Task instructions: Return the entries below in their exact form, leaving the pictures out.

┌────────

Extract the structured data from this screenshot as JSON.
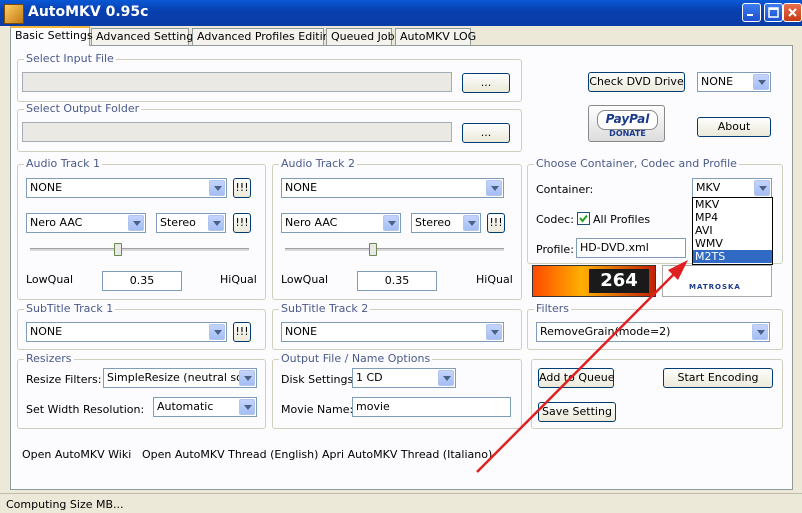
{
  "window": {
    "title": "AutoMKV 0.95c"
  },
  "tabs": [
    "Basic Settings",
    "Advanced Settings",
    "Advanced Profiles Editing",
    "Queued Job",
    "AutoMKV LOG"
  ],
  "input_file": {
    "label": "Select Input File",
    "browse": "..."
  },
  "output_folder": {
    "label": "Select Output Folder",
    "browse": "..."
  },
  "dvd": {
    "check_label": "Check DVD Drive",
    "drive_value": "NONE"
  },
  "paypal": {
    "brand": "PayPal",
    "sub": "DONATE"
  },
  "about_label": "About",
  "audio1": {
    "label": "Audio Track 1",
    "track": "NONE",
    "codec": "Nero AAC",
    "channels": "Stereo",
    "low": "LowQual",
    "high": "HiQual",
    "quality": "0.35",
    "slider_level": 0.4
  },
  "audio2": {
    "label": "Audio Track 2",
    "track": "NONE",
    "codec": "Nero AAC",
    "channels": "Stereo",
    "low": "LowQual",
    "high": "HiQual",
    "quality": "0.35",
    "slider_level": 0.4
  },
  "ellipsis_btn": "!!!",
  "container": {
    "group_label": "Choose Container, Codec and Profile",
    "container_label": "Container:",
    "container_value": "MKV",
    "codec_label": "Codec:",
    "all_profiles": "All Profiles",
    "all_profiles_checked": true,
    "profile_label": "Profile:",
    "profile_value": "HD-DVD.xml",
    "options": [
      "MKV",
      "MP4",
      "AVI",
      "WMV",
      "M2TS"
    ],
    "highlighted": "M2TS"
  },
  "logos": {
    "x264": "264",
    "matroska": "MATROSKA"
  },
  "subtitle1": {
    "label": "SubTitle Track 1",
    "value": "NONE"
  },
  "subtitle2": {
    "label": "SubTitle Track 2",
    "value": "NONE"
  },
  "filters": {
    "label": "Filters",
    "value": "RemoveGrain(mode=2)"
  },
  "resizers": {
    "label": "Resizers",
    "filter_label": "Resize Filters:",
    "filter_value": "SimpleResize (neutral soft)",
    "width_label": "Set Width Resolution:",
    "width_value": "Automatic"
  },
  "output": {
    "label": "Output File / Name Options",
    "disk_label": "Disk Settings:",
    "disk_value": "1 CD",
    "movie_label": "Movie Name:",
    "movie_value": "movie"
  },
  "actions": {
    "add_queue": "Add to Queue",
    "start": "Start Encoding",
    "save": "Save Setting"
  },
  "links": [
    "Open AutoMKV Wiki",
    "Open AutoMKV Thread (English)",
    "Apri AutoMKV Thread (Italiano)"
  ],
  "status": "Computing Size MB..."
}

└────────

Solution below:
Extract the structured data from this screenshot as JSON.
{
  "window": {
    "title": "AutoMKV 0.95c"
  },
  "tabs": [
    "Basic Settings",
    "Advanced Settings",
    "Advanced Profiles Editing",
    "Queued Job",
    "AutoMKV LOG"
  ],
  "input_file": {
    "label": "Select Input File",
    "browse": "..."
  },
  "output_folder": {
    "label": "Select Output Folder",
    "browse": "..."
  },
  "dvd": {
    "check_label": "Check DVD Drive",
    "drive_value": "NONE"
  },
  "paypal": {
    "brand": "PayPal",
    "sub": "DONATE"
  },
  "about_label": "About",
  "audio1": {
    "label": "Audio Track 1",
    "track": "NONE",
    "codec": "Nero AAC",
    "channels": "Stereo",
    "low": "LowQual",
    "high": "HiQual",
    "quality": "0.35",
    "slider_level": 0.4
  },
  "audio2": {
    "label": "Audio Track 2",
    "track": "NONE",
    "codec": "Nero AAC",
    "channels": "Stereo",
    "low": "LowQual",
    "high": "HiQual",
    "quality": "0.35",
    "slider_level": 0.4
  },
  "ellipsis_btn": "!!!",
  "container": {
    "group_label": "Choose Container, Codec and Profile",
    "container_label": "Container:",
    "container_value": "MKV",
    "codec_label": "Codec:",
    "all_profiles": "All Profiles",
    "all_profiles_checked": true,
    "profile_label": "Profile:",
    "profile_value": "HD-DVD.xml",
    "options": [
      "MKV",
      "MP4",
      "AVI",
      "WMV",
      "M2TS"
    ],
    "highlighted": "M2TS"
  },
  "logos": {
    "x264": "264",
    "matroska": "MATROSKA"
  },
  "subtitle1": {
    "label": "SubTitle Track 1",
    "value": "NONE"
  },
  "subtitle2": {
    "label": "SubTitle Track 2",
    "value": "NONE"
  },
  "filters": {
    "label": "Filters",
    "value": "RemoveGrain(mode=2)"
  },
  "resizers": {
    "label": "Resizers",
    "filter_label": "Resize Filters:",
    "filter_value": "SimpleResize (neutral soft)",
    "width_label": "Set Width Resolution:",
    "width_value": "Automatic"
  },
  "output": {
    "label": "Output File / Name Options",
    "disk_label": "Disk Settings:",
    "disk_value": "1 CD",
    "movie_label": "Movie Name:",
    "movie_value": "movie"
  },
  "actions": {
    "add_queue": "Add to Queue",
    "start": "Start Encoding",
    "save": "Save Setting"
  },
  "links": [
    "Open AutoMKV Wiki",
    "Open AutoMKV Thread (English)",
    "Apri AutoMKV Thread (Italiano)"
  ],
  "status": "Computing Size MB..."
}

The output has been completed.